** Start Raw data **

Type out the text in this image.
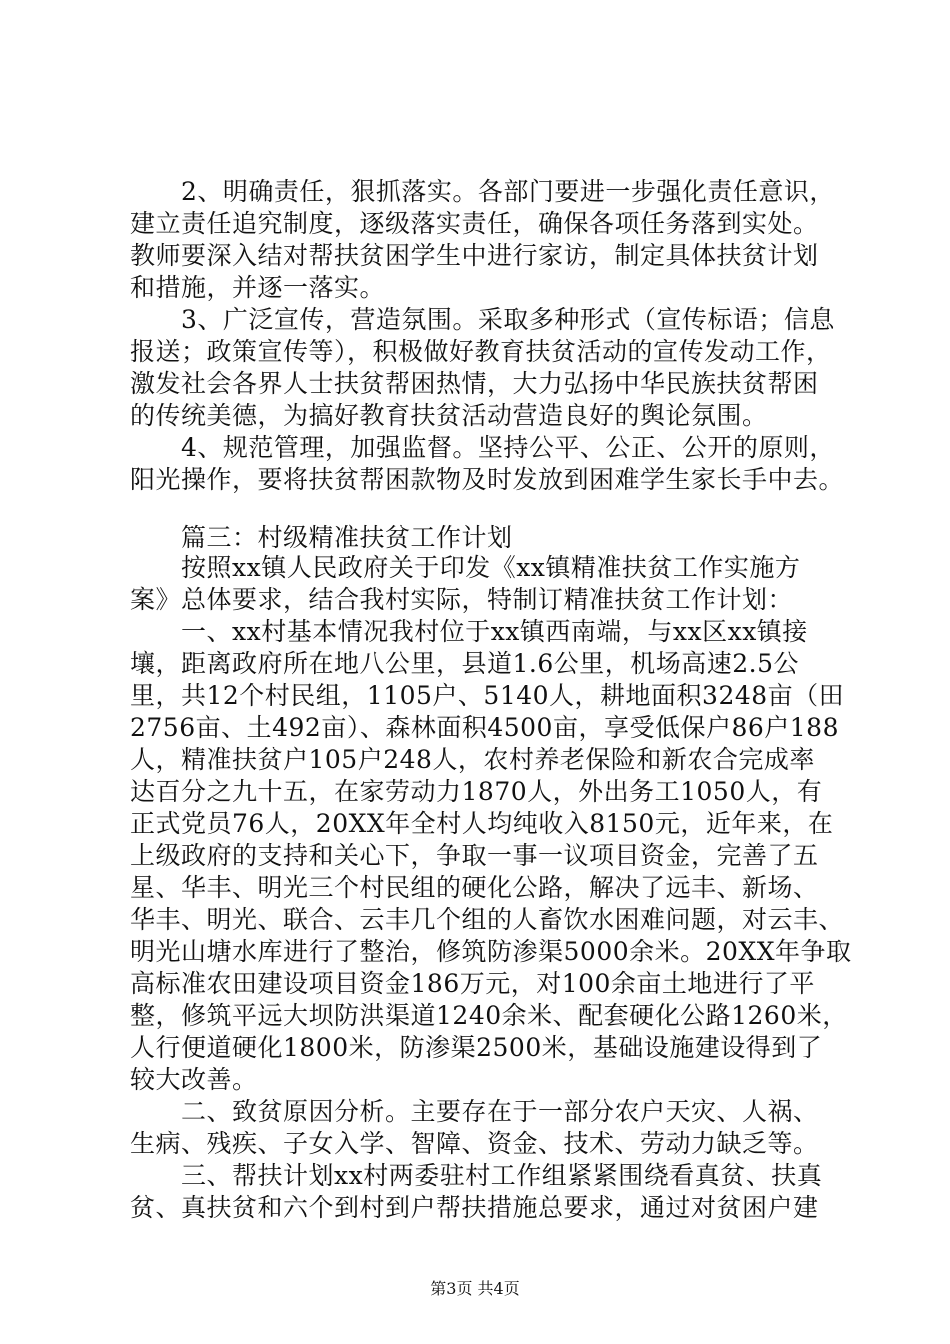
　　2、明确责任，狠抓落实。各部门要进一步强化责任意识，
建立责任追究制度，逐级落实责任，确保各项任务落到实处。
教师要深入结对帮扶贫困学生中进行家访，制定具体扶贫计划
和措施，并逐一落实。
　　3、广泛宣传，营造氛围。采取多种形式（宣传标语；信息
报送；政策宣传等），积极做好教育扶贫活动的宣传发动工作，
激发社会各界人士扶贫帮困热情，大力弘扬中华民族扶贫帮困
的传统美德，为搞好教育扶贫活动营造良好的舆论氛围。
　　4、规范管理，加强监督。坚持公平、公正、公开的原则，
阳光操作，要将扶贫帮困款物及时发放到困难学生家长手中去。
　　篇三：村级精准扶贫工作计划
　　按照xx镇人民政府关于印发《xx镇精准扶贫工作实施方
案》总体要求，结合我村实际，特制订精准扶贫工作计划：
　　一、xx村基本情况我村位于xx镇西南端，与xx区xx镇接
壤，距离政府所在地八公里，县道1.6公里，机场高速2.5公
里，共12个村民组，1105户、5140人，耕地面积3248亩（田
2756亩、土492亩）、森林面积4500亩，享受低保户86户188
人，精准扶贫户105户248人，农村养老保险和新农合完成率
达百分之九十五，在家劳动力1870人，外出务工1050人，有
正式党员76人，20XX年全村人均纯收入8150元，近年来，在
上级政府的支持和关心下，争取一事一议项目资金，完善了五
星、华丰、明光三个村民组的硬化公路，解决了远丰、新场、
华丰、明光、联合、云丰几个组的人畜饮水困难问题，对云丰、
明光山塘水库进行了整治，修筑防渗渠5000余米。20XX年争取
高标准农田建设项目资金186万元，对100余亩土地进行了平
整，修筑平远大坝防洪渠道1240余米、配套硬化公路1260米，
人行便道硬化1800米，防渗渠2500米，基础设施建设得到了
较大改善。
　　二、致贫原因分析。主要存在于一部分农户天灾、人祸、
生病、残疾、子女入学、智障、资金、技术、劳动力缺乏等。
　　三、帮扶计划xx村两委驻村工作组紧紧围绕看真贫、扶真
贫、真扶贫和六个到村到户帮扶措施总要求，通过对贫困户建
第3页 共4页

** End Raw data **

■ Job: Above are the records; reproduce them exactly and leave out the pictures.

■ Answer to the task:
Type out the text in this image.
　　2、明确责任，狠抓落实。各部门要进一步强化责任意识，
建立责任追究制度，逐级落实责任，确保各项任务落到实处。
教师要深入结对帮扶贫困学生中进行家访，制定具体扶贫计划
和措施，并逐一落实。
　　3、广泛宣传，营造氛围。采取多种形式（宣传标语；信息
报送；政策宣传等），积极做好教育扶贫活动的宣传发动工作，
激发社会各界人士扶贫帮困热情，大力弘扬中华民族扶贫帮困
的传统美德，为搞好教育扶贫活动营造良好的舆论氛围。
　　4、规范管理，加强监督。坚持公平、公正、公开的原则，
阳光操作，要将扶贫帮困款物及时发放到困难学生家长手中去。
　　篇三：村级精准扶贫工作计划
　　按照xx镇人民政府关于印发《xx镇精准扶贫工作实施方
案》总体要求，结合我村实际，特制订精准扶贫工作计划：
　　一、xx村基本情况我村位于xx镇西南端，与xx区xx镇接
壤，距离政府所在地八公里，县道1.6公里，机场高速2.5公
里，共12个村民组，1105户、5140人，耕地面积3248亩（田
2756亩、土492亩）、森林面积4500亩，享受低保户86户188
人，精准扶贫户105户248人，农村养老保险和新农合完成率
达百分之九十五，在家劳动力1870人，外出务工1050人，有
正式党员76人，20XX年全村人均纯收入8150元，近年来，在
上级政府的支持和关心下，争取一事一议项目资金，完善了五
星、华丰、明光三个村民组的硬化公路，解决了远丰、新场、
华丰、明光、联合、云丰几个组的人畜饮水困难问题，对云丰、
明光山塘水库进行了整治，修筑防渗渠5000余米。20XX年争取
高标准农田建设项目资金186万元，对100余亩土地进行了平
整，修筑平远大坝防洪渠道1240余米、配套硬化公路1260米，
人行便道硬化1800米，防渗渠2500米，基础设施建设得到了
较大改善。
　　二、致贫原因分析。主要存在于一部分农户天灾、人祸、
生病、残疾、子女入学、智障、资金、技术、劳动力缺乏等。
　　三、帮扶计划xx村两委驻村工作组紧紧围绕看真贫、扶真
贫、真扶贫和六个到村到户帮扶措施总要求，通过对贫困户建
第3页 共4页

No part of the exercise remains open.